Do this >>
Please write out the material that follows, exactly as it stands.

──────── Extracted records ────────

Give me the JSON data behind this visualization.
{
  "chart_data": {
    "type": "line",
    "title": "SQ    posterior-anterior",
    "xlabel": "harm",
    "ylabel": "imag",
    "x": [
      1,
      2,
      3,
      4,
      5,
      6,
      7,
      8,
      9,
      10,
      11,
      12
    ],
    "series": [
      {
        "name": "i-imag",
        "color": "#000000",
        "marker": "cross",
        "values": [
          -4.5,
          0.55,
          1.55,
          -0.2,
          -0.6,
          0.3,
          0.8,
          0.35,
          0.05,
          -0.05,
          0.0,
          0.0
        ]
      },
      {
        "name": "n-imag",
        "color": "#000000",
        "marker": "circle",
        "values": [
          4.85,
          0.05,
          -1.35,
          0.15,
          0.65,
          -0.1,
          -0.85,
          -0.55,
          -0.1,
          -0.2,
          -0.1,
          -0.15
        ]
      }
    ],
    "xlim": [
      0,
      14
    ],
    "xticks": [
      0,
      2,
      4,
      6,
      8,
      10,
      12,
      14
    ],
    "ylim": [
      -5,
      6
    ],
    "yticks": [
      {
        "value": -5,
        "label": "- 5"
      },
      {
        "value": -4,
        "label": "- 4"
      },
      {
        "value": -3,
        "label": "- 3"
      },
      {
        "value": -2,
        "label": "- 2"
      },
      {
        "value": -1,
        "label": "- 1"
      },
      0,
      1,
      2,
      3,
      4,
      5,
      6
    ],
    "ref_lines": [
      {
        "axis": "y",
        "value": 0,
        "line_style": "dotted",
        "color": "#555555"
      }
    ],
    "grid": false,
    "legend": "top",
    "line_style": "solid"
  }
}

────────

Response to the exercise >>
Give me the JSON data behind this visualization.
{
  "chart_data": {
    "type": "line",
    "title": "SQ    posterior-anterior",
    "xlabel": "harm",
    "ylabel": "imag",
    "x": [
      1,
      2,
      3,
      4,
      5,
      6,
      7,
      8,
      9,
      10,
      11,
      12
    ],
    "series": [
      {
        "name": "i-imag",
        "color": "#000000",
        "marker": "cross",
        "values": [
          -4.5,
          0.55,
          1.55,
          -0.2,
          -0.6,
          0.3,
          0.8,
          0.35,
          0.05,
          -0.05,
          0.0,
          0.0
        ]
      },
      {
        "name": "n-imag",
        "color": "#000000",
        "marker": "circle",
        "values": [
          4.85,
          0.05,
          -1.35,
          0.15,
          0.65,
          -0.1,
          -0.85,
          -0.55,
          -0.1,
          -0.2,
          -0.1,
          -0.15
        ]
      }
    ],
    "xlim": [
      0,
      14
    ],
    "xticks": [
      0,
      2,
      4,
      6,
      8,
      10,
      12,
      14
    ],
    "ylim": [
      -5,
      6
    ],
    "yticks": [
      {
        "value": -5,
        "label": "- 5"
      },
      {
        "value": -4,
        "label": "- 4"
      },
      {
        "value": -3,
        "label": "- 3"
      },
      {
        "value": -2,
        "label": "- 2"
      },
      {
        "value": -1,
        "label": "- 1"
      },
      0,
      1,
      2,
      3,
      4,
      5,
      6
    ],
    "ref_lines": [
      {
        "axis": "y",
        "value": 0,
        "line_style": "dotted",
        "color": "#555555"
      }
    ],
    "grid": false,
    "legend": "top",
    "line_style": "solid"
  }
}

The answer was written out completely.